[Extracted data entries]
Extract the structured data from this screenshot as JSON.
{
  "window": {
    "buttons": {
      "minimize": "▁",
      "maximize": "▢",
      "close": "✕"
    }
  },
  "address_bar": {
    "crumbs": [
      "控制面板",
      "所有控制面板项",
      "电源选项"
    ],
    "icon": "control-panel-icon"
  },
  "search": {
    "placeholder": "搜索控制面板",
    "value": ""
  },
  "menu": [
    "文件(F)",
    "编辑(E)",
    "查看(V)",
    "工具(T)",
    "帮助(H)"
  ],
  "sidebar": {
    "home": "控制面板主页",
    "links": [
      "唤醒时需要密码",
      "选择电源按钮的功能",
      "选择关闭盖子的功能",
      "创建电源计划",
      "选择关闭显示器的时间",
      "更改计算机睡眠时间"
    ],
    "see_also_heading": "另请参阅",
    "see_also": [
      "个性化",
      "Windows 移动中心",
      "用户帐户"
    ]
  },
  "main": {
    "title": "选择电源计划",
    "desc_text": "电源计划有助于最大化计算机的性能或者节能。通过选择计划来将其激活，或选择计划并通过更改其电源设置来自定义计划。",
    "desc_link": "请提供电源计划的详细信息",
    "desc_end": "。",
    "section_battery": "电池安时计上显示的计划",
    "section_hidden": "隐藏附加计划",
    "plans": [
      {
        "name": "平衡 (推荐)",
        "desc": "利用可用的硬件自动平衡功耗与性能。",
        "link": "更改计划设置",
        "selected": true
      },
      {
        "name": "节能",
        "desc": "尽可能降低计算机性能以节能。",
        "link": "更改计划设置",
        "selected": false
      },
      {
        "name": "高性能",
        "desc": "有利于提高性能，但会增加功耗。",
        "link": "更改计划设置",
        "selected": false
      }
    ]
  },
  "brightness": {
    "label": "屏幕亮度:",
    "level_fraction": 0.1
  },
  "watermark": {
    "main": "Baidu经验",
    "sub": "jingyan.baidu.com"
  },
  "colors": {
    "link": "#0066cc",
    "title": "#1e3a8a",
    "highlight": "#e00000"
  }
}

■ Exercise description: Repeat the material above in full, quoting it exactly.

■ Reply to the task:
Extract the structured data from this screenshot as JSON.
{
  "window": {
    "buttons": {
      "minimize": "▁",
      "maximize": "▢",
      "close": "✕"
    }
  },
  "address_bar": {
    "crumbs": [
      "控制面板",
      "所有控制面板项",
      "电源选项"
    ],
    "icon": "control-panel-icon"
  },
  "search": {
    "placeholder": "搜索控制面板",
    "value": ""
  },
  "menu": [
    "文件(F)",
    "编辑(E)",
    "查看(V)",
    "工具(T)",
    "帮助(H)"
  ],
  "sidebar": {
    "home": "控制面板主页",
    "links": [
      "唤醒时需要密码",
      "选择电源按钮的功能",
      "选择关闭盖子的功能",
      "创建电源计划",
      "选择关闭显示器的时间",
      "更改计算机睡眠时间"
    ],
    "see_also_heading": "另请参阅",
    "see_also": [
      "个性化",
      "Windows 移动中心",
      "用户帐户"
    ]
  },
  "main": {
    "title": "选择电源计划",
    "desc_text": "电源计划有助于最大化计算机的性能或者节能。通过选择计划来将其激活，或选择计划并通过更改其电源设置来自定义计划。",
    "desc_link": "请提供电源计划的详细信息",
    "desc_end": "。",
    "section_battery": "电池安时计上显示的计划",
    "section_hidden": "隐藏附加计划",
    "plans": [
      {
        "name": "平衡 (推荐)",
        "desc": "利用可用的硬件自动平衡功耗与性能。",
        "link": "更改计划设置",
        "selected": true
      },
      {
        "name": "节能",
        "desc": "尽可能降低计算机性能以节能。",
        "link": "更改计划设置",
        "selected": false
      },
      {
        "name": "高性能",
        "desc": "有利于提高性能，但会增加功耗。",
        "link": "更改计划设置",
        "selected": false
      }
    ]
  },
  "brightness": {
    "label": "屏幕亮度:",
    "level_fraction": 0.1
  },
  "watermark": {
    "main": "Baidu经验",
    "sub": "jingyan.baidu.com"
  },
  "colors": {
    "link": "#0066cc",
    "title": "#1e3a8a",
    "highlight": "#e00000"
  }
}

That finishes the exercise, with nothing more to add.